# Data in this exercise:
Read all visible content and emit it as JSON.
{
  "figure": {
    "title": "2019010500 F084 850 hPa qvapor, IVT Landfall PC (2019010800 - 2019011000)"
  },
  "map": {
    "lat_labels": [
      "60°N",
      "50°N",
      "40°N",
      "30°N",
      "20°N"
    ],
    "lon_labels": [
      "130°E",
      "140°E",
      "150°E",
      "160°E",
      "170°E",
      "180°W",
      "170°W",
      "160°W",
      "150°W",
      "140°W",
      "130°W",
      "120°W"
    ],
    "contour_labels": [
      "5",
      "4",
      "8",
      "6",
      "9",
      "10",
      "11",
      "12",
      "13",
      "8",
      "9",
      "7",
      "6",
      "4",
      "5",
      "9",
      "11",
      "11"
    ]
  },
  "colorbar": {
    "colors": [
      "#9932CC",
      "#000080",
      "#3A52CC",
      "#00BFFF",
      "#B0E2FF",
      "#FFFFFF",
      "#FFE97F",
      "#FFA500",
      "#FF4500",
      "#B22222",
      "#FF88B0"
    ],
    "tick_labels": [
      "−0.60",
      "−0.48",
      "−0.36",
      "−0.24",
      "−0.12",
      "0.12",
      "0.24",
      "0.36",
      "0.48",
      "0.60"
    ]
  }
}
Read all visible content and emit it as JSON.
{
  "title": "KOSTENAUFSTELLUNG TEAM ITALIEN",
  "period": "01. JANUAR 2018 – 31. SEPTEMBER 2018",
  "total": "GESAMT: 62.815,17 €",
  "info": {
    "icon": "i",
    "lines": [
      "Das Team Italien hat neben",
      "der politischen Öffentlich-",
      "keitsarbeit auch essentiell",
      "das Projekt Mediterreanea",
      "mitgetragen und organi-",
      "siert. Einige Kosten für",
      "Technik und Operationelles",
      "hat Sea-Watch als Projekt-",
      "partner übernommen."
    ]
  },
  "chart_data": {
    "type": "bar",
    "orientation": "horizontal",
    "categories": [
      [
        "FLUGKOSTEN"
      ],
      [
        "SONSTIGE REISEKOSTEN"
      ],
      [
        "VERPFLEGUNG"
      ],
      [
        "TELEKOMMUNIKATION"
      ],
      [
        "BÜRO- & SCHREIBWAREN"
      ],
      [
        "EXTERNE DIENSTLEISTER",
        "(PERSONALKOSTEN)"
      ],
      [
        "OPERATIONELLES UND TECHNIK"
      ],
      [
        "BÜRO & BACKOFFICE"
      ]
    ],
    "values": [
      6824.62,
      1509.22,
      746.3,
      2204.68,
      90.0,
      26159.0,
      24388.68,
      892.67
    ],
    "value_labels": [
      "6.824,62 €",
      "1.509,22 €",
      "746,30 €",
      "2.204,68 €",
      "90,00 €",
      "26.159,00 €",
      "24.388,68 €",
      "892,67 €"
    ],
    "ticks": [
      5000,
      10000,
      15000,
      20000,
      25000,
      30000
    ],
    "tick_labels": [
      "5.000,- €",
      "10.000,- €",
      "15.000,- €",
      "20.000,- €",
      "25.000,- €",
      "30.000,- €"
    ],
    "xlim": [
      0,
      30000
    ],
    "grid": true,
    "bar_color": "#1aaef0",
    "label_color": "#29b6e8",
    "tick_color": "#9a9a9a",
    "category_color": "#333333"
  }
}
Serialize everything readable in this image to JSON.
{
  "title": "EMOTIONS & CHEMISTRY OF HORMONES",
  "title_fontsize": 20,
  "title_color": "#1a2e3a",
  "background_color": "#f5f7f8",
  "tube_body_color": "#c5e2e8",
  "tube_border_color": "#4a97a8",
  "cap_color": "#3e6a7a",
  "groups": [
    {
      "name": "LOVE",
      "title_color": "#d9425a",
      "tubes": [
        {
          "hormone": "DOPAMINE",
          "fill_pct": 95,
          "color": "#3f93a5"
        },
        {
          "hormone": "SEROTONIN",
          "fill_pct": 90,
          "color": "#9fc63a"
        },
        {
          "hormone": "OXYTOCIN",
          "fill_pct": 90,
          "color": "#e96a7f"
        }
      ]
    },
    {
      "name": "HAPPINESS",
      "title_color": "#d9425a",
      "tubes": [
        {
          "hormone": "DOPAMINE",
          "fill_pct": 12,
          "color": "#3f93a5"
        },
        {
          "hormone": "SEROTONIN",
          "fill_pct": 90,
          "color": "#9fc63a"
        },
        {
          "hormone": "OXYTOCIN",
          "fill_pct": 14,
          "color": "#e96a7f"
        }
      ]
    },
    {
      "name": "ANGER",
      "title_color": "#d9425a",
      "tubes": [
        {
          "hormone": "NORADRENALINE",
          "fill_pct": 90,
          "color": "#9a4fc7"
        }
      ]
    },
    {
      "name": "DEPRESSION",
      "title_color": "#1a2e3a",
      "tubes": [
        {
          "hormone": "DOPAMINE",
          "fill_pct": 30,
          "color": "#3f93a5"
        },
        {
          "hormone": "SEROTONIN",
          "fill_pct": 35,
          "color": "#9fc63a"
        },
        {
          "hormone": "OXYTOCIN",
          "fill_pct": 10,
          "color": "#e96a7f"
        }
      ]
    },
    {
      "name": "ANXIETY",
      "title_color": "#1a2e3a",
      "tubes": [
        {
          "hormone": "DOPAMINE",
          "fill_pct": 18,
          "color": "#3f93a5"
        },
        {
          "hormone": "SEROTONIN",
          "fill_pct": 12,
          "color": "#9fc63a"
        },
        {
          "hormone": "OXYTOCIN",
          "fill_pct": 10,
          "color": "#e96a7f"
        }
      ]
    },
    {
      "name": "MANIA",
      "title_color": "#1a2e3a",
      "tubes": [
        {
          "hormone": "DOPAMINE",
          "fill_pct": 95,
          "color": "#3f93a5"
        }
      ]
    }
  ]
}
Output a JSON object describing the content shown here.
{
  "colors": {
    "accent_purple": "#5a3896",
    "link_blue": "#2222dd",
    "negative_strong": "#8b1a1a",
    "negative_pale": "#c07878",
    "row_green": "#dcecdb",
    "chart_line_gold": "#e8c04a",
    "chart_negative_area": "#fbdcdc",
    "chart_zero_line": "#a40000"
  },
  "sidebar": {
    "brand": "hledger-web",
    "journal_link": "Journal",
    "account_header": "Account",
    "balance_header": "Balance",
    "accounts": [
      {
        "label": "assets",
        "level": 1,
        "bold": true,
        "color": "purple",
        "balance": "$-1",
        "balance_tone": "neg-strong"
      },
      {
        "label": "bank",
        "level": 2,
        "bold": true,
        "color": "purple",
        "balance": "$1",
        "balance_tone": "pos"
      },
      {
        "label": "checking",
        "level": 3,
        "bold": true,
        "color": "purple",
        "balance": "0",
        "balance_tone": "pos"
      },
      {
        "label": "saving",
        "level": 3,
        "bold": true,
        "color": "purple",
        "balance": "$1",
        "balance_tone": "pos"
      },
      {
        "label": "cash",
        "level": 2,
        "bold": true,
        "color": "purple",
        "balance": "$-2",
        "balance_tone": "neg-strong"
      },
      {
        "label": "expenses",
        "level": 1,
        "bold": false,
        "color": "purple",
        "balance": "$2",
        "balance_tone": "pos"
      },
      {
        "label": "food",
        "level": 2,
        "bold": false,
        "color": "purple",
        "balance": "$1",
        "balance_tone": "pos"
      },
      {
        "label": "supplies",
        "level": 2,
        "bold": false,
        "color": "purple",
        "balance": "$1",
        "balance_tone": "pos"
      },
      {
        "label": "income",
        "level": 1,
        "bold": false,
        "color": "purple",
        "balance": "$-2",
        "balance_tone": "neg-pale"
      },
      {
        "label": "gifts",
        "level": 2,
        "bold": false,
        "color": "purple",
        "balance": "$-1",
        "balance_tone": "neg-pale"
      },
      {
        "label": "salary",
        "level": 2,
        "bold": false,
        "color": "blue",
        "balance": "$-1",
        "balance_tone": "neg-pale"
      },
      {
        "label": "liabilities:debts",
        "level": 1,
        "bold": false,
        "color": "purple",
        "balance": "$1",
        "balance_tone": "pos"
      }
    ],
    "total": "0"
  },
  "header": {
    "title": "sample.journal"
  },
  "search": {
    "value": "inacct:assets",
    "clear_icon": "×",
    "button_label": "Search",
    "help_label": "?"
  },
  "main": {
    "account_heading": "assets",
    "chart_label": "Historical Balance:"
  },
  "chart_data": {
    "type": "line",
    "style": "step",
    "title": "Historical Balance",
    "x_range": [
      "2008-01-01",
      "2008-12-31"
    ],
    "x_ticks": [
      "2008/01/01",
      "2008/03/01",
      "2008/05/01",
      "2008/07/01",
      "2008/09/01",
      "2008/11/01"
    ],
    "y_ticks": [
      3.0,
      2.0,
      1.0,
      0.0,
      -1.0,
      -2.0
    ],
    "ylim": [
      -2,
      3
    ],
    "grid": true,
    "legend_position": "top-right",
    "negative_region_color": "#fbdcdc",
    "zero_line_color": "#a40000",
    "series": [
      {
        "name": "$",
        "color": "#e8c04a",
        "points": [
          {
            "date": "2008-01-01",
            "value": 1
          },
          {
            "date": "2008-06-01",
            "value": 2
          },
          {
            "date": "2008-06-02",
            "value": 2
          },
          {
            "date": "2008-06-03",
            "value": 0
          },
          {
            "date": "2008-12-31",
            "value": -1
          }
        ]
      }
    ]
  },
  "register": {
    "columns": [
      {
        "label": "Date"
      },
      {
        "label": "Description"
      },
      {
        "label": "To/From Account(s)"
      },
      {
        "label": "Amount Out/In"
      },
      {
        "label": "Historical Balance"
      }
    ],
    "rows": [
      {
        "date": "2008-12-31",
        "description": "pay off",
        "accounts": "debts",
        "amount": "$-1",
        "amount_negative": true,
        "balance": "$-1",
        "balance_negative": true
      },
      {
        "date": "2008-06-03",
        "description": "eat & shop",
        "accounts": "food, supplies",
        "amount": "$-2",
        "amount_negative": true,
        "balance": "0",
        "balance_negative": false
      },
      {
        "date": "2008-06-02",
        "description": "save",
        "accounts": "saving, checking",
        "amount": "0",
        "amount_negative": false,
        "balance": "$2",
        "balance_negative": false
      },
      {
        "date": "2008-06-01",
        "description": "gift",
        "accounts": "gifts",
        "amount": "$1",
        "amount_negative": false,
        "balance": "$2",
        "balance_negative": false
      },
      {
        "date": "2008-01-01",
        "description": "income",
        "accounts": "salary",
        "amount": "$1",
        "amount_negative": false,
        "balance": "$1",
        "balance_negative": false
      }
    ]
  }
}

# Task statement:
Which lines hold the word "debts"? Return all of them from the records above.

# Correct output:
        "label": "liabilities:debts",
        "accounts": "debts",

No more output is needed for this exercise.